# What is asked:
Transcribe each line of the material as it is, and drop any picture.

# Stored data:
--- --- ---
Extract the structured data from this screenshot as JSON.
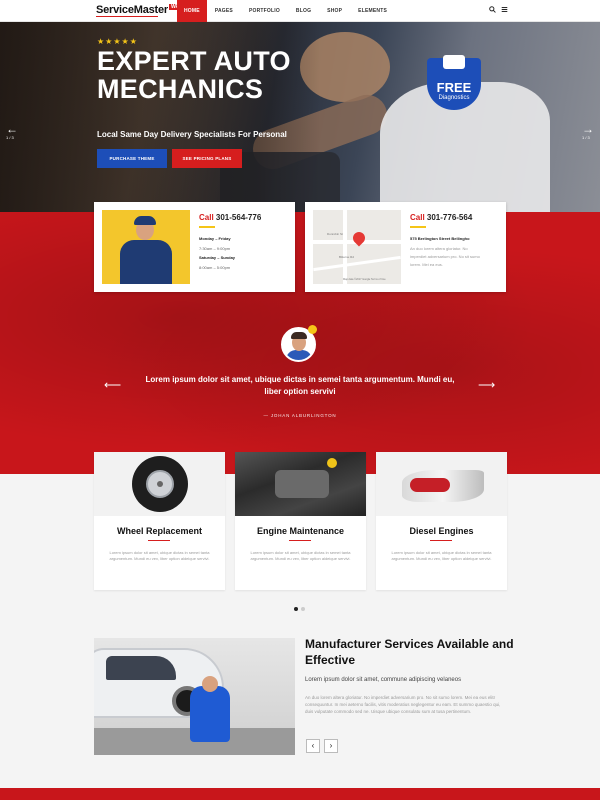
{
  "nav": {
    "logo": "ServiceMaster",
    "logo_badge": "WP",
    "menu": [
      "HOME",
      "PAGES",
      "PORTFOLIO",
      "BLOG",
      "SHOP",
      "ELEMENTS"
    ],
    "icons": [
      "search-icon",
      "menu-icon"
    ]
  },
  "hero": {
    "rating_stars": "★★★★★",
    "title": "EXPERT AUTO MECHANICS",
    "subtitle": "Local Same Day Delivery Specialists For Personal",
    "btn_primary": "PURCHASE THEME",
    "btn_secondary": "SEE PRICING PLANS",
    "badge_big": "FREE",
    "badge_small": "Diagnostics",
    "slide_counter_left": "1 / 3",
    "slide_counter_right": "1 / 3"
  },
  "contact_cards": [
    {
      "call_label": "Call",
      "phone": "301-564-776",
      "line1": "Monday – Friday",
      "line2": "7:30am – 9:00pm",
      "line3": "Saturday – Sunday",
      "line4": "8:00am – 5:00pm"
    },
    {
      "call_label": "Call",
      "phone": "301-776-564",
      "line1": "575 Berlington Street Bellingho",
      "line2": "An duo lorem altera gloriatur. No",
      "line3": "imperdiet adversarium pro. No sit sumo",
      "line4": "lorem. Mei ea eus."
    }
  ],
  "map": {
    "labels": [
      "Dunrobin St",
      "Bitterne Rd",
      "Map data ©2017 Google   Terms of Use"
    ]
  },
  "testimonial": {
    "quote": "Lorem ipsum dolor sit amet, ubique dictas in semei tanta argumentum. Mundi eu, liber option servivi",
    "author": "— JOHAN ALBURLINGTON"
  },
  "services": [
    {
      "title": "Wheel Replacement",
      "desc": "Lorem ipsum dolor sit amet, ubique dictas in semei tanta argumentum. Mundi eu vex, liber option aldeique servivi."
    },
    {
      "title": "Engine Maintenance",
      "desc": "Lorem ipsum dolor sit amet, ubique dictas in semei tanta argumentum. Mundi eu vex, liber option aldeique servivi."
    },
    {
      "title": "Diesel Engines",
      "desc": "Lorem ipsum dolor sit amet, ubique dictas in semei tanta argumentum. Mundi eu vex, liber option aldeique servivi."
    }
  ],
  "manufacturer": {
    "title": "Manufacturer Services Available and Effective",
    "subtitle": "Lorem ipsum dolor sit amet, commune adipiscing velaneos",
    "desc": "An duo lorem altera gloriatur. No imperdiet adversarium pro. No sit sumo lorem. Mei ea eus elitr consequuntur. In mei aeterno facilis, vitis moderatius neglegentur eu eam. Et summo quaestio qui, duis vulputate commodo sed ne. Uisque ubique consulatu sum at tusa pertinentum.",
    "prev": "‹",
    "next": "›"
  },
  "colors": {
    "accent_red": "#d61e1e",
    "accent_blue": "#1d4eb8",
    "star_yellow": "#f5c518"
  }
}
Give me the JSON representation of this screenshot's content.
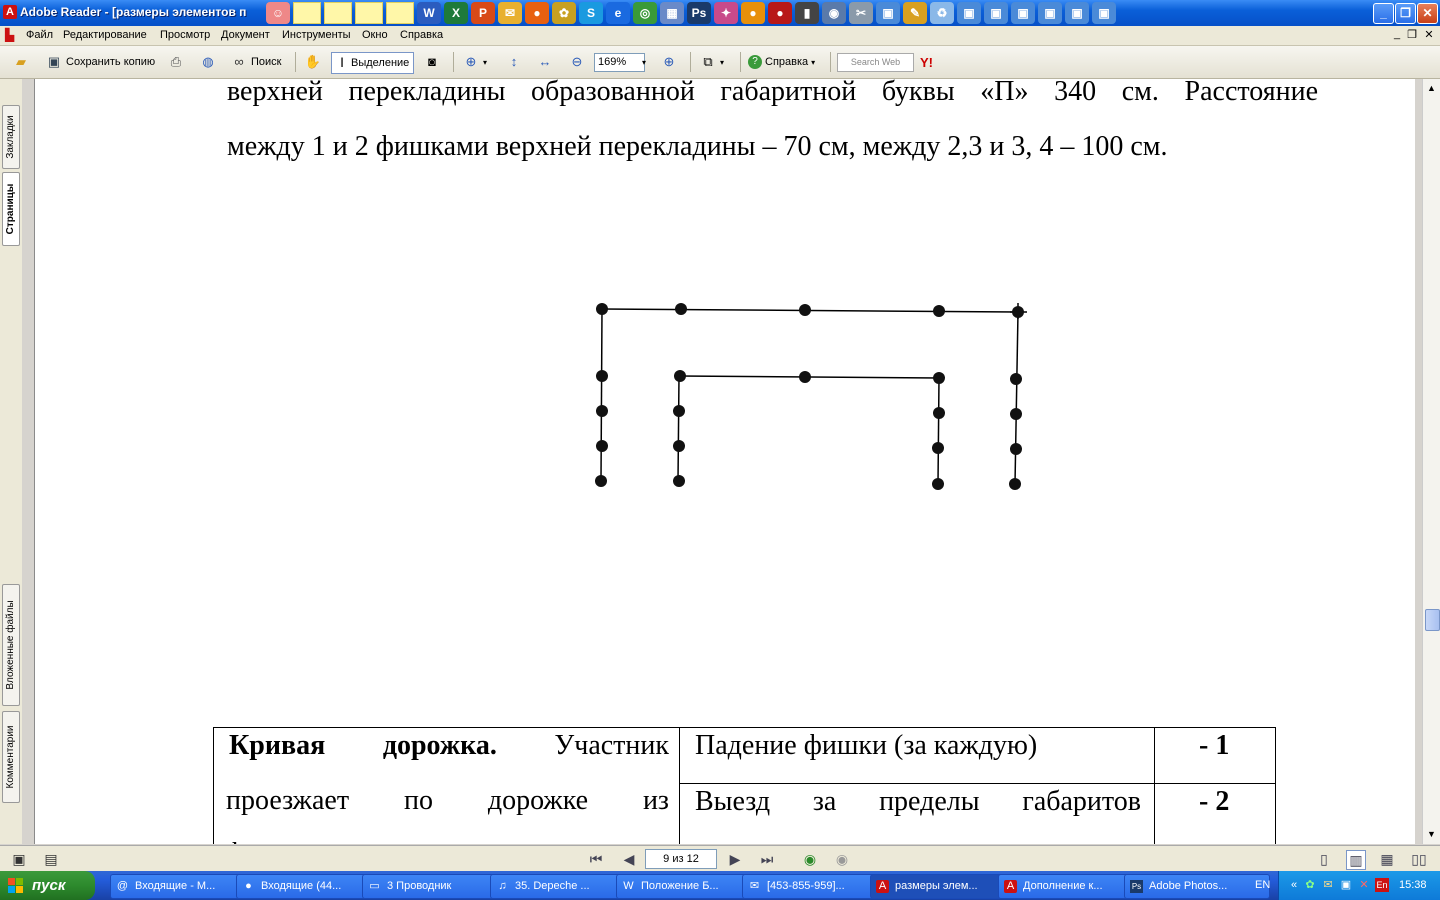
{
  "window": {
    "title": "Adobe Reader - [размеры элементов п",
    "app_icon": "A",
    "controls": [
      "_",
      "❐",
      "✕"
    ]
  },
  "menu": {
    "items": [
      "Файл",
      "Редактирование",
      "Просмотр",
      "Документ",
      "Инструменты",
      "Окно",
      "Справка"
    ]
  },
  "toolbar": {
    "save_copy": "Сохранить копию",
    "search": "Поиск",
    "select": "Выделение",
    "zoom": "169%",
    "help": "Справка",
    "search_web_placeholder": "Search Web",
    "yahoo": "Y!"
  },
  "side_tabs": {
    "bookmarks": "Закладки",
    "pages": "Страницы",
    "attachments": "Вложенные файлы",
    "comments": "Комментарии"
  },
  "document": {
    "line1": "верхней перекладины образованной габаритной буквы «П» 340 см. Расстояние",
    "line2": "между 1 и 2 фишками верхней перекладины – 70 см, между 2,3 и 3, 4 – 100 см.",
    "table": {
      "col1_bold": "Кривая дорожка.",
      "col1_rest_line1": "Участник",
      "col1_line2": "проезжает по дорожке из",
      "col1_line3": "ф",
      "row1_desc": "Падение фишки (за каждую)",
      "row1_points": "- 1",
      "row2_desc": "Выезд за пределы габаритов",
      "row2_points": "- 2"
    }
  },
  "navigation": {
    "page_indicator": "9 из 12"
  },
  "taskbar": {
    "start": "пуск",
    "tasks": [
      {
        "label": "Входящие - М...",
        "icon": "@"
      },
      {
        "label": "Входящие (44...",
        "icon": "●"
      },
      {
        "label": "3 Проводник",
        "icon": "▭"
      },
      {
        "label": "35. Depeche ...",
        "icon": "♫"
      },
      {
        "label": "Положение Б...",
        "icon": "W"
      },
      {
        "label": "[453-855-959]...",
        "icon": "✉"
      },
      {
        "label": "размеры элем...",
        "icon": "A"
      },
      {
        "label": "Дополнение к...",
        "icon": "A"
      },
      {
        "label": "Adobe Photos...",
        "icon": "Ps"
      }
    ],
    "lang": "EN",
    "clock": "15:38"
  }
}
--- --- ---
# Solution to the exercise:
Extract the structured data from this screenshot as JSON.
{
  "nav": {
    "logo": "ServiceMaster",
    "logo_badge": "WP",
    "menu": [
      "HOME",
      "PAGES",
      "PORTFOLIO",
      "BLOG",
      "SHOP",
      "ELEMENTS"
    ],
    "icons": [
      "search-icon",
      "menu-icon"
    ]
  },
  "hero": {
    "rating_stars": "★★★★★",
    "title": "EXPERT AUTO MECHANICS",
    "subtitle": "Local Same Day Delivery Specialists For Personal",
    "btn_primary": "PURCHASE THEME",
    "btn_secondary": "SEE PRICING PLANS",
    "badge_big": "FREE",
    "badge_small": "Diagnostics",
    "slide_counter_left": "1 / 3",
    "slide_counter_right": "1 / 3"
  },
  "contact_cards": [
    {
      "call_label": "Call",
      "phone": "301-564-776",
      "line1": "Monday – Friday",
      "line2": "7:30am – 9:00pm",
      "line3": "Saturday – Sunday",
      "line4": "8:00am – 5:00pm"
    },
    {
      "call_label": "Call",
      "phone": "301-776-564",
      "line1": "575 Berlington Street Bellingho",
      "line2": "An duo lorem altera gloriatur. No",
      "line3": "imperdiet adversarium pro. No sit sumo",
      "line4": "lorem. Mei ea eus."
    }
  ],
  "map": {
    "labels": [
      "Dunrobin St",
      "Bitterne Rd",
      "Map data ©2017 Google   Terms of Use"
    ]
  },
  "testimonial": {
    "quote": "Lorem ipsum dolor sit amet, ubique dictas in semei tanta argumentum. Mundi eu, liber option servivi",
    "author": "— JOHAN ALBURLINGTON"
  },
  "services": [
    {
      "title": "Wheel Replacement",
      "desc": "Lorem ipsum dolor sit amet, ubique dictas in semei tanta argumentum. Mundi eu vex, liber option aldeique servivi."
    },
    {
      "title": "Engine Maintenance",
      "desc": "Lorem ipsum dolor sit amet, ubique dictas in semei tanta argumentum. Mundi eu vex, liber option aldeique servivi."
    },
    {
      "title": "Diesel Engines",
      "desc": "Lorem ipsum dolor sit amet, ubique dictas in semei tanta argumentum. Mundi eu vex, liber option aldeique servivi."
    }
  ],
  "manufacturer": {
    "title": "Manufacturer Services Available and Effective",
    "subtitle": "Lorem ipsum dolor sit amet, commune adipiscing velaneos",
    "desc": "An duo lorem altera gloriatur. No imperdiet adversarium pro. No sit sumo lorem. Mei ea eus elitr consequuntur. In mei aeterno facilis, vitis moderatius neglegentur eu eam. Et summo quaestio qui, duis vulputate commodo sed ne. Uisque ubique consulatu sum at tusa pertinentum.",
    "prev": "‹",
    "next": "›"
  },
  "colors": {
    "accent_red": "#d61e1e",
    "accent_blue": "#1d4eb8",
    "star_yellow": "#f5c518"
  }
}
Give me the JSON representation of this screenshot's content.
{
  "window": {
    "title": "Adobe Reader - [размеры элементов п",
    "app_icon": "A",
    "controls": [
      "_",
      "❐",
      "✕"
    ]
  },
  "menu": {
    "items": [
      "Файл",
      "Редактирование",
      "Просмотр",
      "Документ",
      "Инструменты",
      "Окно",
      "Справка"
    ]
  },
  "toolbar": {
    "save_copy": "Сохранить копию",
    "search": "Поиск",
    "select": "Выделение",
    "zoom": "169%",
    "help": "Справка",
    "search_web_placeholder": "Search Web",
    "yahoo": "Y!"
  },
  "side_tabs": {
    "bookmarks": "Закладки",
    "pages": "Страницы",
    "attachments": "Вложенные файлы",
    "comments": "Комментарии"
  },
  "document": {
    "line1": "верхней перекладины образованной габаритной буквы «П» 340 см. Расстояние",
    "line2": "между 1 и 2 фишками верхней перекладины – 70 см, между 2,3 и 3, 4 – 100 см.",
    "table": {
      "col1_bold": "Кривая дорожка.",
      "col1_rest_line1": "Участник",
      "col1_line2": "проезжает по дорожке из",
      "col1_line3": "ф",
      "row1_desc": "Падение фишки (за каждую)",
      "row1_points": "- 1",
      "row2_desc": "Выезд за пределы габаритов",
      "row2_points": "- 2"
    }
  },
  "navigation": {
    "page_indicator": "9 из 12"
  },
  "taskbar": {
    "start": "пуск",
    "tasks": [
      {
        "label": "Входящие - М...",
        "icon": "@"
      },
      {
        "label": "Входящие (44...",
        "icon": "●"
      },
      {
        "label": "3 Проводник",
        "icon": "▭"
      },
      {
        "label": "35. Depeche ...",
        "icon": "♫"
      },
      {
        "label": "Положение Б...",
        "icon": "W"
      },
      {
        "label": "[453-855-959]...",
        "icon": "✉"
      },
      {
        "label": "размеры элем...",
        "icon": "A"
      },
      {
        "label": "Дополнение к...",
        "icon": "A"
      },
      {
        "label": "Adobe Photos...",
        "icon": "Ps"
      }
    ],
    "lang": "EN",
    "clock": "15:38"
  }
}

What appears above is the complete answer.